Extract every entry word for word.

Items from a figure collection:
------------------------------------------------

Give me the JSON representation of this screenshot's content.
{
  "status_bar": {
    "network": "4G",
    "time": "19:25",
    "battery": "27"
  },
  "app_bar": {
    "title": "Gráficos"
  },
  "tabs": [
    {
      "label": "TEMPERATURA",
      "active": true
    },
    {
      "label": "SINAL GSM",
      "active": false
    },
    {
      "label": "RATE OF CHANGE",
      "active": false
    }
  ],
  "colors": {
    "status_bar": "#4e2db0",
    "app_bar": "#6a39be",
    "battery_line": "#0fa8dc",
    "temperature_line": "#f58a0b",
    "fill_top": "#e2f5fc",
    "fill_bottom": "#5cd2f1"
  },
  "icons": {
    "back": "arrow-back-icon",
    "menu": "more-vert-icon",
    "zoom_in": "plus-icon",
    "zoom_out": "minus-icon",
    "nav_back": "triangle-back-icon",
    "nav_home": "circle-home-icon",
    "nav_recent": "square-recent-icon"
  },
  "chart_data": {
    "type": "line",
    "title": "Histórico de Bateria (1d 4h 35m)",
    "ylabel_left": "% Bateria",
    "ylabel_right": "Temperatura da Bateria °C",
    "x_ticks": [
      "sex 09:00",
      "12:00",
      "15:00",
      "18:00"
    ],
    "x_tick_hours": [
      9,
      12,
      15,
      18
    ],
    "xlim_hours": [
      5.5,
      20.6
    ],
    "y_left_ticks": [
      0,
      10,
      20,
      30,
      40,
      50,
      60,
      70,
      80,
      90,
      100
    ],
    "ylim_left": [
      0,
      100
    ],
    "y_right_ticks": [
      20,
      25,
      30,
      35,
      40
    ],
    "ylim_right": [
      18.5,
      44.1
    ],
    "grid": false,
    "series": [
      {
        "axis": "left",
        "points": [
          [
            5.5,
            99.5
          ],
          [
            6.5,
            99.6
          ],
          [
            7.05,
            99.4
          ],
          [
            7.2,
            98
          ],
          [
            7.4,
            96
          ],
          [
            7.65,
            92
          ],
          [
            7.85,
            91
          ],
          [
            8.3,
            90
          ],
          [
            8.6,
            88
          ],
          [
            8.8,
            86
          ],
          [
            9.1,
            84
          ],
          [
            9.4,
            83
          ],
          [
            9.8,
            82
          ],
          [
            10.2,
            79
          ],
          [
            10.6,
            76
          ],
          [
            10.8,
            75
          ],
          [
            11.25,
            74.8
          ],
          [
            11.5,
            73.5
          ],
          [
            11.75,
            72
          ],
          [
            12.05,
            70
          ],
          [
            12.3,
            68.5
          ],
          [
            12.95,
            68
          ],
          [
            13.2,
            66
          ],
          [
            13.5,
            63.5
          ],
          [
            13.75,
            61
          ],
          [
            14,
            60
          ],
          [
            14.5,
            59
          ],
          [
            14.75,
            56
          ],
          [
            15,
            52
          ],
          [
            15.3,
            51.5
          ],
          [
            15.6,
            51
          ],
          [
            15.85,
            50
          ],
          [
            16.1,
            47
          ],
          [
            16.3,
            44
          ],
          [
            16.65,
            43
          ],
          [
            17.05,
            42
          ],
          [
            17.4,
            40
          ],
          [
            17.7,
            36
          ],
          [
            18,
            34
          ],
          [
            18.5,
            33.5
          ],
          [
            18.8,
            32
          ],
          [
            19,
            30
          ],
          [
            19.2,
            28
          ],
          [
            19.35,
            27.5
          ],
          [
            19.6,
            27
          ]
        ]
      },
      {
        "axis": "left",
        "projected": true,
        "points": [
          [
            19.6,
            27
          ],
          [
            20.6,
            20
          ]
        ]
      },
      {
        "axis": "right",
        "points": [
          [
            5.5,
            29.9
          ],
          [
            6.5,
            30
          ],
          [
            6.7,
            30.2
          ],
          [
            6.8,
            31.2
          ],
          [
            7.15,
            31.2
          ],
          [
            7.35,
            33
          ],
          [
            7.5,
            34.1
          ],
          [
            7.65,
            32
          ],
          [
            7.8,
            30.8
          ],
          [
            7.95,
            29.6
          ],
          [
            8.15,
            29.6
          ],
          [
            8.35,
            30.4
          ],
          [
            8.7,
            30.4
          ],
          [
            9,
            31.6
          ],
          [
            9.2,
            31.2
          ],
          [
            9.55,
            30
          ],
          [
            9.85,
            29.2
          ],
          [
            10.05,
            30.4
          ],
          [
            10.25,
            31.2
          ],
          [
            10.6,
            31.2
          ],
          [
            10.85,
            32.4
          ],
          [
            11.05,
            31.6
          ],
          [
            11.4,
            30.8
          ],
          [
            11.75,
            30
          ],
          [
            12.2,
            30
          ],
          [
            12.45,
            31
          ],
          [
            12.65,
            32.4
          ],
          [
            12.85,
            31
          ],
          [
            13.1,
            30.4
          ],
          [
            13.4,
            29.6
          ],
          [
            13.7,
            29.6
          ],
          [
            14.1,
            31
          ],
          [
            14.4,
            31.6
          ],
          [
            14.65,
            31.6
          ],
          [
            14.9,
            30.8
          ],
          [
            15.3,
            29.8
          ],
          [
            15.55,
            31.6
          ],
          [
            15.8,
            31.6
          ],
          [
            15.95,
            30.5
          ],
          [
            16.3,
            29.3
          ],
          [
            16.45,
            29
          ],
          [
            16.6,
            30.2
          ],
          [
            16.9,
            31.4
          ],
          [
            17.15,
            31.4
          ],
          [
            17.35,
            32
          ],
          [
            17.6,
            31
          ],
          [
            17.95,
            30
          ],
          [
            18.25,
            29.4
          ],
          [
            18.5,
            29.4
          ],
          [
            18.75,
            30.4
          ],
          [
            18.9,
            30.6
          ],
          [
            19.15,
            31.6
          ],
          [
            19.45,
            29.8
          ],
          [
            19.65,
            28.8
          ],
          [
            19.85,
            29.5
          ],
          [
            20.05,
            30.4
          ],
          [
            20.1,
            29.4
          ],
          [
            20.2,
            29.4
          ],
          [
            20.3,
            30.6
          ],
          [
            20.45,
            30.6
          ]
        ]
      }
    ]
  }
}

------------------------------------------------

→ Task solution
Give me the JSON representation of this screenshot's content.
{
  "status_bar": {
    "network": "4G",
    "time": "19:25",
    "battery": "27"
  },
  "app_bar": {
    "title": "Gráficos"
  },
  "tabs": [
    {
      "label": "TEMPERATURA",
      "active": true
    },
    {
      "label": "SINAL GSM",
      "active": false
    },
    {
      "label": "RATE OF CHANGE",
      "active": false
    }
  ],
  "colors": {
    "status_bar": "#4e2db0",
    "app_bar": "#6a39be",
    "battery_line": "#0fa8dc",
    "temperature_line": "#f58a0b",
    "fill_top": "#e2f5fc",
    "fill_bottom": "#5cd2f1"
  },
  "icons": {
    "back": "arrow-back-icon",
    "menu": "more-vert-icon",
    "zoom_in": "plus-icon",
    "zoom_out": "minus-icon",
    "nav_back": "triangle-back-icon",
    "nav_home": "circle-home-icon",
    "nav_recent": "square-recent-icon"
  },
  "chart_data": {
    "type": "line",
    "title": "Histórico de Bateria (1d 4h 35m)",
    "ylabel_left": "% Bateria",
    "ylabel_right": "Temperatura da Bateria °C",
    "x_ticks": [
      "sex 09:00",
      "12:00",
      "15:00",
      "18:00"
    ],
    "x_tick_hours": [
      9,
      12,
      15,
      18
    ],
    "xlim_hours": [
      5.5,
      20.6
    ],
    "y_left_ticks": [
      0,
      10,
      20,
      30,
      40,
      50,
      60,
      70,
      80,
      90,
      100
    ],
    "ylim_left": [
      0,
      100
    ],
    "y_right_ticks": [
      20,
      25,
      30,
      35,
      40
    ],
    "ylim_right": [
      18.5,
      44.1
    ],
    "grid": false,
    "series": [
      {
        "axis": "left",
        "points": [
          [
            5.5,
            99.5
          ],
          [
            6.5,
            99.6
          ],
          [
            7.05,
            99.4
          ],
          [
            7.2,
            98
          ],
          [
            7.4,
            96
          ],
          [
            7.65,
            92
          ],
          [
            7.85,
            91
          ],
          [
            8.3,
            90
          ],
          [
            8.6,
            88
          ],
          [
            8.8,
            86
          ],
          [
            9.1,
            84
          ],
          [
            9.4,
            83
          ],
          [
            9.8,
            82
          ],
          [
            10.2,
            79
          ],
          [
            10.6,
            76
          ],
          [
            10.8,
            75
          ],
          [
            11.25,
            74.8
          ],
          [
            11.5,
            73.5
          ],
          [
            11.75,
            72
          ],
          [
            12.05,
            70
          ],
          [
            12.3,
            68.5
          ],
          [
            12.95,
            68
          ],
          [
            13.2,
            66
          ],
          [
            13.5,
            63.5
          ],
          [
            13.75,
            61
          ],
          [
            14,
            60
          ],
          [
            14.5,
            59
          ],
          [
            14.75,
            56
          ],
          [
            15,
            52
          ],
          [
            15.3,
            51.5
          ],
          [
            15.6,
            51
          ],
          [
            15.85,
            50
          ],
          [
            16.1,
            47
          ],
          [
            16.3,
            44
          ],
          [
            16.65,
            43
          ],
          [
            17.05,
            42
          ],
          [
            17.4,
            40
          ],
          [
            17.7,
            36
          ],
          [
            18,
            34
          ],
          [
            18.5,
            33.5
          ],
          [
            18.8,
            32
          ],
          [
            19,
            30
          ],
          [
            19.2,
            28
          ],
          [
            19.35,
            27.5
          ],
          [
            19.6,
            27
          ]
        ]
      },
      {
        "axis": "left",
        "projected": true,
        "points": [
          [
            19.6,
            27
          ],
          [
            20.6,
            20
          ]
        ]
      },
      {
        "axis": "right",
        "points": [
          [
            5.5,
            29.9
          ],
          [
            6.5,
            30
          ],
          [
            6.7,
            30.2
          ],
          [
            6.8,
            31.2
          ],
          [
            7.15,
            31.2
          ],
          [
            7.35,
            33
          ],
          [
            7.5,
            34.1
          ],
          [
            7.65,
            32
          ],
          [
            7.8,
            30.8
          ],
          [
            7.95,
            29.6
          ],
          [
            8.15,
            29.6
          ],
          [
            8.35,
            30.4
          ],
          [
            8.7,
            30.4
          ],
          [
            9,
            31.6
          ],
          [
            9.2,
            31.2
          ],
          [
            9.55,
            30
          ],
          [
            9.85,
            29.2
          ],
          [
            10.05,
            30.4
          ],
          [
            10.25,
            31.2
          ],
          [
            10.6,
            31.2
          ],
          [
            10.85,
            32.4
          ],
          [
            11.05,
            31.6
          ],
          [
            11.4,
            30.8
          ],
          [
            11.75,
            30
          ],
          [
            12.2,
            30
          ],
          [
            12.45,
            31
          ],
          [
            12.65,
            32.4
          ],
          [
            12.85,
            31
          ],
          [
            13.1,
            30.4
          ],
          [
            13.4,
            29.6
          ],
          [
            13.7,
            29.6
          ],
          [
            14.1,
            31
          ],
          [
            14.4,
            31.6
          ],
          [
            14.65,
            31.6
          ],
          [
            14.9,
            30.8
          ],
          [
            15.3,
            29.8
          ],
          [
            15.55,
            31.6
          ],
          [
            15.8,
            31.6
          ],
          [
            15.95,
            30.5
          ],
          [
            16.3,
            29.3
          ],
          [
            16.45,
            29
          ],
          [
            16.6,
            30.2
          ],
          [
            16.9,
            31.4
          ],
          [
            17.15,
            31.4
          ],
          [
            17.35,
            32
          ],
          [
            17.6,
            31
          ],
          [
            17.95,
            30
          ],
          [
            18.25,
            29.4
          ],
          [
            18.5,
            29.4
          ],
          [
            18.75,
            30.4
          ],
          [
            18.9,
            30.6
          ],
          [
            19.15,
            31.6
          ],
          [
            19.45,
            29.8
          ],
          [
            19.65,
            28.8
          ],
          [
            19.85,
            29.5
          ],
          [
            20.05,
            30.4
          ],
          [
            20.1,
            29.4
          ],
          [
            20.2,
            29.4
          ],
          [
            20.3,
            30.6
          ],
          [
            20.45,
            30.6
          ]
        ]
      }
    ]
  }
}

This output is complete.